*** Passage fourni ***

Tel est le destin de Setsuko Ideta, née alors que les bombes pleuvaient sur la Japon victime de ses folies nationalistes. Elle a étudié au lycée Morimura Gakuen de Tokyo en 1961. Passionnée de culture française elle a rejoint ensuite le département de langue française de l'université Sophia à Tokyo. C'est à cette époque qu'elle a rencontré le peintre français Balthus, de son vrai nom Balthasar Klossowski (ses ancêtres étaient polonais et prussiens).
Balthus, dont un autoportrait s'intitule "le roi des chats" a toujours cultivé le mystère autour de sa vie, ce qui a nourri sa légende... et éclipsé la carrière de celle qui ne devint sa femme qu'en 1967 (la vie sentimentale du peintre était compliquée). Setsuko Klossowska-Ideta est peintre, écrivaine et céramiste. Elle a exposé à Rome, New York, Paris.

***

• _Description de l'exercice_:
D'après le passage fourni, en quelle année Setsuko Ideta est-elle devenue l'épouse de Balthus ?

*** Données ***

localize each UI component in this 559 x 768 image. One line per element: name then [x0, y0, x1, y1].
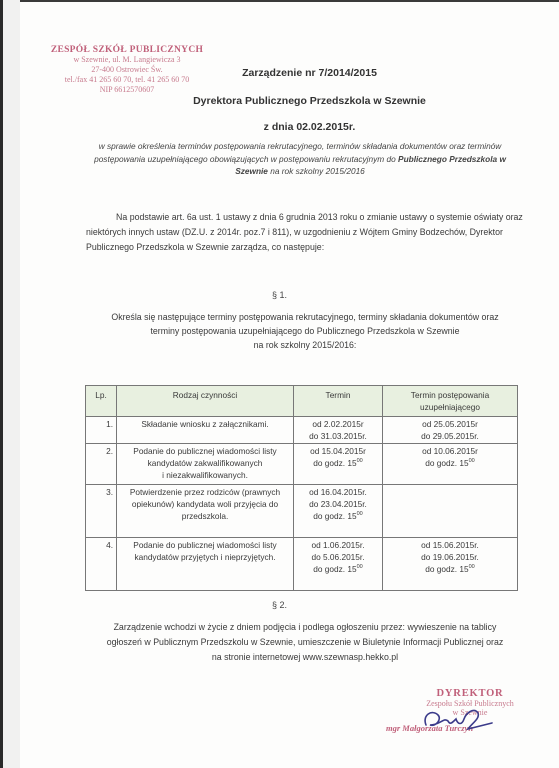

***

• _Sortie attendue_:
En 1967.